* _The input_
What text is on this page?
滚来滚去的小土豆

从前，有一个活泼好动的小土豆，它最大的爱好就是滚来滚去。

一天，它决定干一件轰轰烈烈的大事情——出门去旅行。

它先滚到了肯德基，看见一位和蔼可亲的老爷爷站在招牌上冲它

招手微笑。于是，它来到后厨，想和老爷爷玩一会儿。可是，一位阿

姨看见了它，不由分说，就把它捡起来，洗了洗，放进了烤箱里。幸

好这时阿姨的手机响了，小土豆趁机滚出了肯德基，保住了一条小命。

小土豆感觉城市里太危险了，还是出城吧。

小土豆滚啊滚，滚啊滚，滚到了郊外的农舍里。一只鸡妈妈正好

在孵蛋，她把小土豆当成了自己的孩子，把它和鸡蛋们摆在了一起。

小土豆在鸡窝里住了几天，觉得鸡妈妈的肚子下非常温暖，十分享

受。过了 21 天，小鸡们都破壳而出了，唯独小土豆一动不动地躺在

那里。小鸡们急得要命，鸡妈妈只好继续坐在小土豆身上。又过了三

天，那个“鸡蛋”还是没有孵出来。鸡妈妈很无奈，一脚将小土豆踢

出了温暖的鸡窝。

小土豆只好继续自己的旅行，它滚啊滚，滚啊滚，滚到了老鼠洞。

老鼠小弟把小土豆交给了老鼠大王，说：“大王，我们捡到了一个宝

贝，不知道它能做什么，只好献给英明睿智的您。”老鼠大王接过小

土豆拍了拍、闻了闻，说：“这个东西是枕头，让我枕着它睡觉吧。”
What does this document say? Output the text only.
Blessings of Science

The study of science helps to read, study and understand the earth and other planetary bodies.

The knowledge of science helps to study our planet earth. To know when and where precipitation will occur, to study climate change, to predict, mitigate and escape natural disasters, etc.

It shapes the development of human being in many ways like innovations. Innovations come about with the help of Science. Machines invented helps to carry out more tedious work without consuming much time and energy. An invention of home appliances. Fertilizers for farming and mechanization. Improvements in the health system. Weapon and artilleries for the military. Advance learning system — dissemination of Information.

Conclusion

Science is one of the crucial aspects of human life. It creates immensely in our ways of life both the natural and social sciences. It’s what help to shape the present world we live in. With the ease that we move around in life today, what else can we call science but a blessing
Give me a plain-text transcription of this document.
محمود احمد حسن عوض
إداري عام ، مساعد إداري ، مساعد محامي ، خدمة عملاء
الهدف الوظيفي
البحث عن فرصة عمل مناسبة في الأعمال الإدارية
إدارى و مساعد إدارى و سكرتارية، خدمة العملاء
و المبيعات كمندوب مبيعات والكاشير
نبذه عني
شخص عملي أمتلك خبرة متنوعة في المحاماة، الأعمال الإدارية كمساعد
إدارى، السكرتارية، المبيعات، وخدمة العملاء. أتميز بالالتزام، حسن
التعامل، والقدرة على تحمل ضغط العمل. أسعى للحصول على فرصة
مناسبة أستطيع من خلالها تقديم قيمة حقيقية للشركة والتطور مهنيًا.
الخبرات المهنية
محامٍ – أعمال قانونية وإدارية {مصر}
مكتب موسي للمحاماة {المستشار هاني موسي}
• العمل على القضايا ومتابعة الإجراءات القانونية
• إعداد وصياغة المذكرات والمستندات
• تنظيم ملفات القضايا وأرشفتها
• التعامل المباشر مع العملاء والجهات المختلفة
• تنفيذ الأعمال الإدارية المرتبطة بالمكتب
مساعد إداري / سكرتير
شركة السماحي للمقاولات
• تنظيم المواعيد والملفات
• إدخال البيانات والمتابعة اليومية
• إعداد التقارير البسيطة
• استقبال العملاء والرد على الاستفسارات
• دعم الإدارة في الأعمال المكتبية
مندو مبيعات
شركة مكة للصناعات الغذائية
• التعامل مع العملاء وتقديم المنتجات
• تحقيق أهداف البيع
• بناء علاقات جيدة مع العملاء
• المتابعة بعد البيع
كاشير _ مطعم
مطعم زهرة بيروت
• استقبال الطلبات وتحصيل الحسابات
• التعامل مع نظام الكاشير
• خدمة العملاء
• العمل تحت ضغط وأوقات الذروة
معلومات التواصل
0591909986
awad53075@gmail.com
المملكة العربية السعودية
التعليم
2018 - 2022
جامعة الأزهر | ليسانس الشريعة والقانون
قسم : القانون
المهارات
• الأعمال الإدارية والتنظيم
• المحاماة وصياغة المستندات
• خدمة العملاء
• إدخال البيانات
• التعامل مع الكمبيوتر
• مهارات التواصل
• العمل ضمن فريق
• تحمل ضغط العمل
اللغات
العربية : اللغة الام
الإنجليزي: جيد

* _Exercise details_
What is the number of lines in the listing that include the word "this"? Give that number and nothing else.

* _Solution to the problem_
3